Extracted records
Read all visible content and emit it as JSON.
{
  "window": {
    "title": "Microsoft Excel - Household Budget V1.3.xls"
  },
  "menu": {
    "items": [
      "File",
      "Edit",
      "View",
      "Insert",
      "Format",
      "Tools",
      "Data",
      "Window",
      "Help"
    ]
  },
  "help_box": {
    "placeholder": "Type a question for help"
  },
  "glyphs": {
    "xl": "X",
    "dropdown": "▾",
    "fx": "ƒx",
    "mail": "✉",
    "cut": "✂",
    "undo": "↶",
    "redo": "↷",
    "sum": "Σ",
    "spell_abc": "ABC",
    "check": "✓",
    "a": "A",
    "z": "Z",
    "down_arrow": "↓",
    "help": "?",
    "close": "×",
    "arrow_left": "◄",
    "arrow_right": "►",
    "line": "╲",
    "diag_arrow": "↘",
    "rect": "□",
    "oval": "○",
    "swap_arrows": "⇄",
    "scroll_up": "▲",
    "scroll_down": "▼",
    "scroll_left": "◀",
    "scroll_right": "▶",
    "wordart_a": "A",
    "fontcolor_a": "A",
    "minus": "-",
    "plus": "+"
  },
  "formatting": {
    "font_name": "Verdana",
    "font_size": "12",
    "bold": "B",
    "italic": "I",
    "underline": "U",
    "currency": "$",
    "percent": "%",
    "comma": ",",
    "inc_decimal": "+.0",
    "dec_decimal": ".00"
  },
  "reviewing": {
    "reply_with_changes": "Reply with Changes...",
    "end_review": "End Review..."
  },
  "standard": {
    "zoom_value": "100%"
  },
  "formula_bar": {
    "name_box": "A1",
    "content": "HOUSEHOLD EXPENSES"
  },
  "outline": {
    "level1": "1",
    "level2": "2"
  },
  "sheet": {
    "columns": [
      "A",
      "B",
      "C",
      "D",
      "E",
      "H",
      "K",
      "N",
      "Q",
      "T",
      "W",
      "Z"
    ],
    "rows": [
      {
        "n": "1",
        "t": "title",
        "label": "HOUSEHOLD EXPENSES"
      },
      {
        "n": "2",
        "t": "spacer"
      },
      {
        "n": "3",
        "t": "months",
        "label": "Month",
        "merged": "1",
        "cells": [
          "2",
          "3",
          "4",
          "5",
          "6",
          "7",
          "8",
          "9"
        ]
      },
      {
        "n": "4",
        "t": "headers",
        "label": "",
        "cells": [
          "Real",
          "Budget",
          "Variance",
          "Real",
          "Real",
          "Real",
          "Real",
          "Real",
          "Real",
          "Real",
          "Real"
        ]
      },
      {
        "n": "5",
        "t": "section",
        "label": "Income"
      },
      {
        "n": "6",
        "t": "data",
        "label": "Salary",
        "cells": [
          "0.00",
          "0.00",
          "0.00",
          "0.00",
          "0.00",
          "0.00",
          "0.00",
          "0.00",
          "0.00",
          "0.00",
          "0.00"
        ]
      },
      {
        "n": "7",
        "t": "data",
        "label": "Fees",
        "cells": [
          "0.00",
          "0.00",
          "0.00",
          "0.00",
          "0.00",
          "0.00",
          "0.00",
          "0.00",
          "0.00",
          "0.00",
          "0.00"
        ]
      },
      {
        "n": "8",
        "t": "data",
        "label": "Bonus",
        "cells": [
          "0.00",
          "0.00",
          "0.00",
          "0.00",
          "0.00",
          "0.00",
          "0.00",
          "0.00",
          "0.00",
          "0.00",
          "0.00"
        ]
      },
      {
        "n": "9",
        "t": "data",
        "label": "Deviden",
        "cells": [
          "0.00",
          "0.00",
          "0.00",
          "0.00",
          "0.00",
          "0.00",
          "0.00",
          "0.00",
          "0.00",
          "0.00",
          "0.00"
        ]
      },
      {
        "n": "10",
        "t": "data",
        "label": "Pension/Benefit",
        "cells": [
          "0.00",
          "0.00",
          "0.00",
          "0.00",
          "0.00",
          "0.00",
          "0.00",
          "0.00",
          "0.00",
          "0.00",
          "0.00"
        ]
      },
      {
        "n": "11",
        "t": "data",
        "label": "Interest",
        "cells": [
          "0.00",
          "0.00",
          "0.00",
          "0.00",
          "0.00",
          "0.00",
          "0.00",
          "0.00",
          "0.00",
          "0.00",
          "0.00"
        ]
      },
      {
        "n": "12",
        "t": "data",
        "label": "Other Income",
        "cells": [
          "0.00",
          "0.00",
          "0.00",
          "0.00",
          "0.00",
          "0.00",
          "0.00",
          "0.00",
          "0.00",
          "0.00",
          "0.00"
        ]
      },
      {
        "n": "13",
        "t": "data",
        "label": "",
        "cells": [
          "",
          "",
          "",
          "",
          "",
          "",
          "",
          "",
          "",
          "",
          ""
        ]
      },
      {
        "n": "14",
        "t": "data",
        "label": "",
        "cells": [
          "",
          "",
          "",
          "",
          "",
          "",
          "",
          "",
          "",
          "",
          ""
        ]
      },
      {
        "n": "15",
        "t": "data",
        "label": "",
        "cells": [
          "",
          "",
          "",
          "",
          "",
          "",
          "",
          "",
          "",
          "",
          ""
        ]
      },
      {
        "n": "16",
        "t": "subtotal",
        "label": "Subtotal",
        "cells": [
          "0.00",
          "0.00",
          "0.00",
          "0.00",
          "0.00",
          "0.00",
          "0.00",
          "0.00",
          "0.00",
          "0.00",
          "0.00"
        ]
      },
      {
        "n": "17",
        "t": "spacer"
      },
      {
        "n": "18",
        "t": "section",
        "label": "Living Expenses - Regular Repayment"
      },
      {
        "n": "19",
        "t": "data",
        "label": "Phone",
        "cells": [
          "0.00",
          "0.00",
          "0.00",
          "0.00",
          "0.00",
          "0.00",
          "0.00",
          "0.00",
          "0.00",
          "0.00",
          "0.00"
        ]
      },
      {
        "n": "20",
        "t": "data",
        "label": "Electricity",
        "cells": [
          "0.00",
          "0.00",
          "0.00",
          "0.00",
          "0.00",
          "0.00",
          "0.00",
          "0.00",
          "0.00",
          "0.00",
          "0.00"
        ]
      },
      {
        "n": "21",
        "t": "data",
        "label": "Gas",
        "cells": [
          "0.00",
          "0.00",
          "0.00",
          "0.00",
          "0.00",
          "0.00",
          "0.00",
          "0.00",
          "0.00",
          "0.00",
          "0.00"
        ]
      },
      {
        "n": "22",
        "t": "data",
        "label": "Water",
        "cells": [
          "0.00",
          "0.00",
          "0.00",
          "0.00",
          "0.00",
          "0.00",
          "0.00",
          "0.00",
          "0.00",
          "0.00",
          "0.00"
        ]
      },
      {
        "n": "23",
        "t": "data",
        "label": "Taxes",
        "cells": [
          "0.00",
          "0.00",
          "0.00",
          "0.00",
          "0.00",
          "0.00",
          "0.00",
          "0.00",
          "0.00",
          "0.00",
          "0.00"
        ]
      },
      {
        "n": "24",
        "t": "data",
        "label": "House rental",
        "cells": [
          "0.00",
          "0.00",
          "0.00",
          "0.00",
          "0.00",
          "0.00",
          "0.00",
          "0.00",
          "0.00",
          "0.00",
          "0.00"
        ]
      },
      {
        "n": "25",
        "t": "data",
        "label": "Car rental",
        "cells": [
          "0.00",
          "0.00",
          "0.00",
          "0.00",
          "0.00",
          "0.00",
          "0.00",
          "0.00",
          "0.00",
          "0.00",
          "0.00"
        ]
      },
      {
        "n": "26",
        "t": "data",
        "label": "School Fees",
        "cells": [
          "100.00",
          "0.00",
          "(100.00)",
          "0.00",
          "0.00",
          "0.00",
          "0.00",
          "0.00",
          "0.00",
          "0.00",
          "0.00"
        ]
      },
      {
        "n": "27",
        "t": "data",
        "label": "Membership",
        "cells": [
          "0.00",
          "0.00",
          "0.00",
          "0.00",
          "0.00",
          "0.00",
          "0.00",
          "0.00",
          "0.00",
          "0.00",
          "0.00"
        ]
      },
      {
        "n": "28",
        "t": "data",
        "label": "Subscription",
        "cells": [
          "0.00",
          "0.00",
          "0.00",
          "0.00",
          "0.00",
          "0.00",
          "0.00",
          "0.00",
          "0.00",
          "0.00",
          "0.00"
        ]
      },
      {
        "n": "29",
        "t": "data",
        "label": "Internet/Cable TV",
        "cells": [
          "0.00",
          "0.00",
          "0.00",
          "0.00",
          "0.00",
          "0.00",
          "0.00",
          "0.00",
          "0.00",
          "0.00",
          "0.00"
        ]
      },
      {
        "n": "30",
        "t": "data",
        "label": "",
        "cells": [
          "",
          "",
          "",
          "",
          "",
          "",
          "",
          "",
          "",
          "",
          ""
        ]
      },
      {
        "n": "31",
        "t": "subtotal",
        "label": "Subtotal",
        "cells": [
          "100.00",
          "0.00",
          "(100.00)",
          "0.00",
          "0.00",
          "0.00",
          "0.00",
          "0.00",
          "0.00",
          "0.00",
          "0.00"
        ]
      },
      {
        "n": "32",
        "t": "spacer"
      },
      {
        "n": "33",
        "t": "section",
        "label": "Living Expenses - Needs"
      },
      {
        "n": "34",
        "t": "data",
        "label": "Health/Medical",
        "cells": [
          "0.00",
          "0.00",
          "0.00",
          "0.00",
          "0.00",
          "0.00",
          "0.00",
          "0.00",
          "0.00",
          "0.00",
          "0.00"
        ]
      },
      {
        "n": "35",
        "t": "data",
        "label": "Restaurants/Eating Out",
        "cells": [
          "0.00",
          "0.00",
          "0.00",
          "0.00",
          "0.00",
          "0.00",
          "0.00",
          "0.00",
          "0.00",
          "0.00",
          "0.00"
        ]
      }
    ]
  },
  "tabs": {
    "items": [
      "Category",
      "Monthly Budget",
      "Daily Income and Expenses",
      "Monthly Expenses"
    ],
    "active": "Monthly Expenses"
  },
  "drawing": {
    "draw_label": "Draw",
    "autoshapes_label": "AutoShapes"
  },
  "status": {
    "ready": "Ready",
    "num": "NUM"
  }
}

§ EXERCISE
Return every line in the listing that contains the word "Income".

§ EXERCISE RESULT
        "label": "Income"
        "label": "Other Income",
      "Daily Income and Expenses",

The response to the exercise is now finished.